- **PROVIDED RECORDS**:
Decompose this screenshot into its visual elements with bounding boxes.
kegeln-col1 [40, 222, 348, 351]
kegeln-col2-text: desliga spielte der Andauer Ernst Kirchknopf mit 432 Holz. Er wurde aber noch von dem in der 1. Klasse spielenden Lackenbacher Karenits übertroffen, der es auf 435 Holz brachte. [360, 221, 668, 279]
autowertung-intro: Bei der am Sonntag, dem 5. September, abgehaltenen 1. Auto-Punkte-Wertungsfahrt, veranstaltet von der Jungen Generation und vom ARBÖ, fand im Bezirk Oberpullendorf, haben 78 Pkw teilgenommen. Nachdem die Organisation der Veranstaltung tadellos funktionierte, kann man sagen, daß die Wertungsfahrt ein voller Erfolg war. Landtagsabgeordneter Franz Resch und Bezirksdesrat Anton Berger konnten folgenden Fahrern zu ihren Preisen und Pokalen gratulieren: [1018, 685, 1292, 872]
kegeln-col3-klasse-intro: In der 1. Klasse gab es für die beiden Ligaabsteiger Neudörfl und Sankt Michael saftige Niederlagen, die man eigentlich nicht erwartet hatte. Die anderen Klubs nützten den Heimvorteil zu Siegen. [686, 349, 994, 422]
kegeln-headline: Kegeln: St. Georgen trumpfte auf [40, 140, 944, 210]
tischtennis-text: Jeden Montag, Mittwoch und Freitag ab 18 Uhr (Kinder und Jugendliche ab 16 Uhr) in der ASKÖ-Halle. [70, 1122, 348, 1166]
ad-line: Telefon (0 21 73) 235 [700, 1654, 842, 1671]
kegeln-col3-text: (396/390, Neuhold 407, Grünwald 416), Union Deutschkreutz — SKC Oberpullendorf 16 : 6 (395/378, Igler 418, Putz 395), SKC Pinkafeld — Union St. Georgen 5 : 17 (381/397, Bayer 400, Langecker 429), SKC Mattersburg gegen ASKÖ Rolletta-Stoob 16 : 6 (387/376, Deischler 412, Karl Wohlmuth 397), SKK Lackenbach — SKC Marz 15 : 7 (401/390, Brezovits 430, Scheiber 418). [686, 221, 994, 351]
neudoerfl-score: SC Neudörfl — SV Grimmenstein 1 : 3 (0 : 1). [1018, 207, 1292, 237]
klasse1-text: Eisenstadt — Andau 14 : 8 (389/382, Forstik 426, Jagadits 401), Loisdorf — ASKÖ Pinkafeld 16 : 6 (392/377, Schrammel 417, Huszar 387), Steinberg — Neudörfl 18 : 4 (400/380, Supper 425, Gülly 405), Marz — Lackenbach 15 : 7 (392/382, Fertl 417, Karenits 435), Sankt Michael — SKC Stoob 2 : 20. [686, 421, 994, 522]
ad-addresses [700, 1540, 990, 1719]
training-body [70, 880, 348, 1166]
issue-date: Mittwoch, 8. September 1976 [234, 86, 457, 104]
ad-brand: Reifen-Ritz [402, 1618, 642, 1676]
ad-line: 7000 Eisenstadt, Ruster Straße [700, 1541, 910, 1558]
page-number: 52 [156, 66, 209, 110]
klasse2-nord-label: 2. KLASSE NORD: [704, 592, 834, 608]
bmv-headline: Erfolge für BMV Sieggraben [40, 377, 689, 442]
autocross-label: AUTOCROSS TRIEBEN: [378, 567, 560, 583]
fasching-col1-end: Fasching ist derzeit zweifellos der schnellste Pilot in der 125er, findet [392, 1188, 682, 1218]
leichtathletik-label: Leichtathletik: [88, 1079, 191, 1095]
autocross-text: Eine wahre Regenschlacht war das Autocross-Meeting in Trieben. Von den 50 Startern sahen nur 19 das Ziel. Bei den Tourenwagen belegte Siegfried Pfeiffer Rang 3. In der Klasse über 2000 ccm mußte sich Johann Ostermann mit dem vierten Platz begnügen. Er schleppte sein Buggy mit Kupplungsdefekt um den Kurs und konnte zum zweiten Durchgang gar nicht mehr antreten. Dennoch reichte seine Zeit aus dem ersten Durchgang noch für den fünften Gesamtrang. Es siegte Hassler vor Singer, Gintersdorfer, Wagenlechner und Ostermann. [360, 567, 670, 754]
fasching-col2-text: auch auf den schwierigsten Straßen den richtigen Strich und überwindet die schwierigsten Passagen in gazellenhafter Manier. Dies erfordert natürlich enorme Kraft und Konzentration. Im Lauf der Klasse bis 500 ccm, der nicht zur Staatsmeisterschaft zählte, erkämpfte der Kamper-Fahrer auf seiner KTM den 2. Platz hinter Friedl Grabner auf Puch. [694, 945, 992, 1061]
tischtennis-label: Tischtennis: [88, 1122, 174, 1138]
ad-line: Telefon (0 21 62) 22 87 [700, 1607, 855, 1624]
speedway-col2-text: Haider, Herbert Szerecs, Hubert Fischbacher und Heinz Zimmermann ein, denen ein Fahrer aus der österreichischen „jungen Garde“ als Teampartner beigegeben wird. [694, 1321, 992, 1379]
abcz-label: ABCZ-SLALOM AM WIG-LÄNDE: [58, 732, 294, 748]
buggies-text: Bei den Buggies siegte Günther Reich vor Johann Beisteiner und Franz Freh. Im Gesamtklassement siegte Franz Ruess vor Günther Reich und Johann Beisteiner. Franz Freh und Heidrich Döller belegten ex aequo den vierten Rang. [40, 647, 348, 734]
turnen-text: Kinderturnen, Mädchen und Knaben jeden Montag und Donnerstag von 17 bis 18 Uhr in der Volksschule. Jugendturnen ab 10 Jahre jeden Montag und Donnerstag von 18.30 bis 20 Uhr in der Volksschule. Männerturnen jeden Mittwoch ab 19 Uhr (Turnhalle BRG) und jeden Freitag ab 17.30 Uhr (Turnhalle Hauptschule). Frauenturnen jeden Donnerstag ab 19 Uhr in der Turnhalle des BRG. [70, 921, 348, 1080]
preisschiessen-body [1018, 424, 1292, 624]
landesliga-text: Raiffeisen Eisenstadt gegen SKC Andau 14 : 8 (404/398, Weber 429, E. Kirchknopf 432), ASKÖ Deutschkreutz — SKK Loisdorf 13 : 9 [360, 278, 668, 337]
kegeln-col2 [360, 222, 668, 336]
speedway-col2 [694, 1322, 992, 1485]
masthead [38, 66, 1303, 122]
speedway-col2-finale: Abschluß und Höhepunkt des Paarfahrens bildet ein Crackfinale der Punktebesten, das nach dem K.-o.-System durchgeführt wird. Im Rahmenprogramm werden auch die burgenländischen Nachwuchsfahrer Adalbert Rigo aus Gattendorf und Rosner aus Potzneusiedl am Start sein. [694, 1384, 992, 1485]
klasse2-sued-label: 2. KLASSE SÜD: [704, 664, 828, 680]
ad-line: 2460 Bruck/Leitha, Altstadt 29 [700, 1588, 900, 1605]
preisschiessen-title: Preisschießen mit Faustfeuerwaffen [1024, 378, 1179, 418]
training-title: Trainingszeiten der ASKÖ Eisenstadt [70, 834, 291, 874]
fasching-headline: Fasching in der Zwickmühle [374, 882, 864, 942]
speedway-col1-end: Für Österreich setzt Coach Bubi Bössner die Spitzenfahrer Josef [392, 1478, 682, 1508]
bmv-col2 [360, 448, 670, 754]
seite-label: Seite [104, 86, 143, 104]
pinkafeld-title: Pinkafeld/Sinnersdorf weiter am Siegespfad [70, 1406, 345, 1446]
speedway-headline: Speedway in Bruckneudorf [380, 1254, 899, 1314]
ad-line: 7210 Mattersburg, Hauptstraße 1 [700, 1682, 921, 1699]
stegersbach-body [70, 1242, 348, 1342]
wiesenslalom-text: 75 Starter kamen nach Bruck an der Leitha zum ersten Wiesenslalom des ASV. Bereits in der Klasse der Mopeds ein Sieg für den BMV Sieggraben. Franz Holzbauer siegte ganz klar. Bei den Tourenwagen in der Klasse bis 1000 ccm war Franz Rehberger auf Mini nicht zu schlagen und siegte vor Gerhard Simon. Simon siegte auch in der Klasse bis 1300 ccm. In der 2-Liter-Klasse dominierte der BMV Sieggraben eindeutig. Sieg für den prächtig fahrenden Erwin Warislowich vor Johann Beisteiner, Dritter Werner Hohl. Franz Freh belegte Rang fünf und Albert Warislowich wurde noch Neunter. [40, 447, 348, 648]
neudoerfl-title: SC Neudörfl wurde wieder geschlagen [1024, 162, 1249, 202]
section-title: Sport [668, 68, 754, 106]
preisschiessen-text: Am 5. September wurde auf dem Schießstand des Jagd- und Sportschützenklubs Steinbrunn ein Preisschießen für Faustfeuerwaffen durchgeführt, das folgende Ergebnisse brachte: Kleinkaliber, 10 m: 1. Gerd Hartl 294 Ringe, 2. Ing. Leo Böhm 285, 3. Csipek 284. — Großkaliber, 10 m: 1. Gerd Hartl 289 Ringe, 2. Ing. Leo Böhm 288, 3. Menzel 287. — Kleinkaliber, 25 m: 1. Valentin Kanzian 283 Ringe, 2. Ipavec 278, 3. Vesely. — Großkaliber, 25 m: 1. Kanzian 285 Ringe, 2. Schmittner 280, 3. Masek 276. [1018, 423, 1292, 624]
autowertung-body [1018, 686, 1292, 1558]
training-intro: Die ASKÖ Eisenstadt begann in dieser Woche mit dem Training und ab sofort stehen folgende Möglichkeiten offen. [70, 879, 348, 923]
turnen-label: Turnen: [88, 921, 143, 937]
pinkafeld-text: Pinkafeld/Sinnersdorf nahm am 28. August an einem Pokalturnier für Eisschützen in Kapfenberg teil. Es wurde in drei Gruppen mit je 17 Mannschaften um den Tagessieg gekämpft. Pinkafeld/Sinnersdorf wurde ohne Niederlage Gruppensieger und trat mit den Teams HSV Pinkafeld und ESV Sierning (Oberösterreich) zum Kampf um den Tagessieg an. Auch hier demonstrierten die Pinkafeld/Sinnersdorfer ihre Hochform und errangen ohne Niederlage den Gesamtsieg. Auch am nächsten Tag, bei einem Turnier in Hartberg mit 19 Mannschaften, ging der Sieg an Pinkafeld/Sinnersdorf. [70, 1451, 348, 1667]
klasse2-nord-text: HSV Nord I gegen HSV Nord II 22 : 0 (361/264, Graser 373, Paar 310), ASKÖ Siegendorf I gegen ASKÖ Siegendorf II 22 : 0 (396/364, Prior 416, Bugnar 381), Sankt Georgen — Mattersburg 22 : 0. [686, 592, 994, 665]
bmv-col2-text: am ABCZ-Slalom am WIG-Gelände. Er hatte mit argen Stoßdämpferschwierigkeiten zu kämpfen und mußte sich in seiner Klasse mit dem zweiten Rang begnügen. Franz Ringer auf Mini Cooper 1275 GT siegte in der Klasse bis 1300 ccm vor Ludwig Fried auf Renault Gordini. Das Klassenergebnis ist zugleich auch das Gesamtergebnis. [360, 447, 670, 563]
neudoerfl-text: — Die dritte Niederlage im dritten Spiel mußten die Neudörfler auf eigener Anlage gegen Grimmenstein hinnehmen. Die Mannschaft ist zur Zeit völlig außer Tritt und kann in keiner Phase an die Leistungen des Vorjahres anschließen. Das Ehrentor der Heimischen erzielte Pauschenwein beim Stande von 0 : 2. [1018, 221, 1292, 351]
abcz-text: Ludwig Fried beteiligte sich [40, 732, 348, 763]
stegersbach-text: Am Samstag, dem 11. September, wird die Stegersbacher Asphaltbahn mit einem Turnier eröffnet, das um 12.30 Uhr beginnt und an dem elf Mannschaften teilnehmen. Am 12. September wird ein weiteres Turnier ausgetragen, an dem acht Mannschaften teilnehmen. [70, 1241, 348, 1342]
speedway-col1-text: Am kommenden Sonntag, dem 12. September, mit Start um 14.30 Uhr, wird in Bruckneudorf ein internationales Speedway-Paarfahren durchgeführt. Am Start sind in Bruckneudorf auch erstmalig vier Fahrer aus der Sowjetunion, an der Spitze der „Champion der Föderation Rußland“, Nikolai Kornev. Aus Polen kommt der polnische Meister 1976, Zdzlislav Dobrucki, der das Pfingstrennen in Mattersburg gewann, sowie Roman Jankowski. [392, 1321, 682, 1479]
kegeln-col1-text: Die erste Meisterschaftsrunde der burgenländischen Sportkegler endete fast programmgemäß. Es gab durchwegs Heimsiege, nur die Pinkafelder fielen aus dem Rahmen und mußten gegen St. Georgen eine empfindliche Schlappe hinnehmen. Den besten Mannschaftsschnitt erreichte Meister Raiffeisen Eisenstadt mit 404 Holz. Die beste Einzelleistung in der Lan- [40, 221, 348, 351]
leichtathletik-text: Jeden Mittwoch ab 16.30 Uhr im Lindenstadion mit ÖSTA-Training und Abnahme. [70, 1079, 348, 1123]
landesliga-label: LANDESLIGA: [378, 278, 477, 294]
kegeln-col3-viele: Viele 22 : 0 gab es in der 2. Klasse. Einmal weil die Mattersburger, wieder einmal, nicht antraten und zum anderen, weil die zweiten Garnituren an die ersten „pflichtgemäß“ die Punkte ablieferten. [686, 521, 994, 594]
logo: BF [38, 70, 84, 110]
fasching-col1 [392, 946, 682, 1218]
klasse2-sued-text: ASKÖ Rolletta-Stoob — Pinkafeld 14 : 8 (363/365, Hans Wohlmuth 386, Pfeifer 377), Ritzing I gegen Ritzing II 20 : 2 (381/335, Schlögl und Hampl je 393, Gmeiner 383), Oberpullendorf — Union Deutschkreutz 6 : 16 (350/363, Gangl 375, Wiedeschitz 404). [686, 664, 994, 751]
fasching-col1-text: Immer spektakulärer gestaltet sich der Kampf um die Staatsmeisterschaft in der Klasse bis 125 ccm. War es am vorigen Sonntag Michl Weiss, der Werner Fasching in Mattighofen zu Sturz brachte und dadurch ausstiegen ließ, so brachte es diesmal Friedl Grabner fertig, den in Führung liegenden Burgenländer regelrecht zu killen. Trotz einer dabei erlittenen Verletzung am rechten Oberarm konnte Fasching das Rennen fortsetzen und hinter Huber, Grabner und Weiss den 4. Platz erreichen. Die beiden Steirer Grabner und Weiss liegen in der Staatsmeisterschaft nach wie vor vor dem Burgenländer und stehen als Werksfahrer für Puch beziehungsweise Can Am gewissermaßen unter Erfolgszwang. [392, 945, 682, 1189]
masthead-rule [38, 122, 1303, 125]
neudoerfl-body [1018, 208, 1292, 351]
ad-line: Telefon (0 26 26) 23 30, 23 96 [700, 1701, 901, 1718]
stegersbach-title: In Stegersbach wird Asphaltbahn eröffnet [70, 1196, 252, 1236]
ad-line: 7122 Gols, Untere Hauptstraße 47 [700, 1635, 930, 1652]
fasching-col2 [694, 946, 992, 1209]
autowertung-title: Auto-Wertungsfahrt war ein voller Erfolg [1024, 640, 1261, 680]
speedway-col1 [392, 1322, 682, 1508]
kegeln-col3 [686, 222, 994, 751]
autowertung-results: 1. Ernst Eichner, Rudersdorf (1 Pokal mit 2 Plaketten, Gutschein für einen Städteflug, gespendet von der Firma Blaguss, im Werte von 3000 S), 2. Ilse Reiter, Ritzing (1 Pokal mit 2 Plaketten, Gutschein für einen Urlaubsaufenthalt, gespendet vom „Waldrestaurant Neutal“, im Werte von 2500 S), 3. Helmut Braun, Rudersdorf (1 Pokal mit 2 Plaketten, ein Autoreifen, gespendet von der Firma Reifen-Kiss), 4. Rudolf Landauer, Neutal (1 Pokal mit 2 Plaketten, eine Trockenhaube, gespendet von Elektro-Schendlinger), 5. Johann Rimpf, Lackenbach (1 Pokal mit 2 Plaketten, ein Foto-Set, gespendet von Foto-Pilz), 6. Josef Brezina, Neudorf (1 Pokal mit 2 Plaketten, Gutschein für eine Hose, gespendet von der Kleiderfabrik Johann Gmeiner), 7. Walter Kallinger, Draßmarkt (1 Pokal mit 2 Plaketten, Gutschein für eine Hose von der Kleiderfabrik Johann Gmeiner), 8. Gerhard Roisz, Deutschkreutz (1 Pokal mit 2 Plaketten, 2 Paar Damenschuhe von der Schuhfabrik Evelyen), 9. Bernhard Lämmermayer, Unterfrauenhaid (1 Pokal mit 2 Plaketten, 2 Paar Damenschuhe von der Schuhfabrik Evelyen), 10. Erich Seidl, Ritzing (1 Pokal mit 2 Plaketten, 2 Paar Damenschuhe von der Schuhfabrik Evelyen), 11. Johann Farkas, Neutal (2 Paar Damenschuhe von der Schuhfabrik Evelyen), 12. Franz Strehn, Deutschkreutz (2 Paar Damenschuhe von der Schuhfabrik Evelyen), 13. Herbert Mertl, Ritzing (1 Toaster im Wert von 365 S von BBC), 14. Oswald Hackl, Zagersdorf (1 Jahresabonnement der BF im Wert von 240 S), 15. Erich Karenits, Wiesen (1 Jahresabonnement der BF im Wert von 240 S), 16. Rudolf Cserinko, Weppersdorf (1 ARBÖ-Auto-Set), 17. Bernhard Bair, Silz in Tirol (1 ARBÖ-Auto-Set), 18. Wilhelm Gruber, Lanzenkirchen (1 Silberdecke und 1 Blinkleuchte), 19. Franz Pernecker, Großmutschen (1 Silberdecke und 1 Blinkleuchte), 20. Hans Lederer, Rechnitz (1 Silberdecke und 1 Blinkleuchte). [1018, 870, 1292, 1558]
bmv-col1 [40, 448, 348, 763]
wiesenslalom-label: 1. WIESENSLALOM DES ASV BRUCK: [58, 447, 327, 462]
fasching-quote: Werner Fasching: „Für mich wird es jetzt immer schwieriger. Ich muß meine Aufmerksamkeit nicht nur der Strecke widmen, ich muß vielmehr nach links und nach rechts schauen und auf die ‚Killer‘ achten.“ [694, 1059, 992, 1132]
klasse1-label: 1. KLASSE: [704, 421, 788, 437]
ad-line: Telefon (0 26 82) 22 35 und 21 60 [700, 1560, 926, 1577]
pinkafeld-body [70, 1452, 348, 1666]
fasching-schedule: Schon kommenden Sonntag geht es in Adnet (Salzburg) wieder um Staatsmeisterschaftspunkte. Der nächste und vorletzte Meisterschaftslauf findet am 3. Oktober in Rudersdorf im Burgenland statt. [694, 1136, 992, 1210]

- **WHAT YOU NEED TO DO**: Gather all lines from the listing above in which "body" occurs.

- **SOLUTION TO THE PROBLEM**:
training-body [70, 880, 348, 1166]
preisschiessen-body [1018, 424, 1292, 624]
stegersbach-body [70, 1242, 348, 1342]
autowertung-body [1018, 686, 1292, 1558]
neudoerfl-body [1018, 208, 1292, 351]
pinkafeld-body [70, 1452, 348, 1666]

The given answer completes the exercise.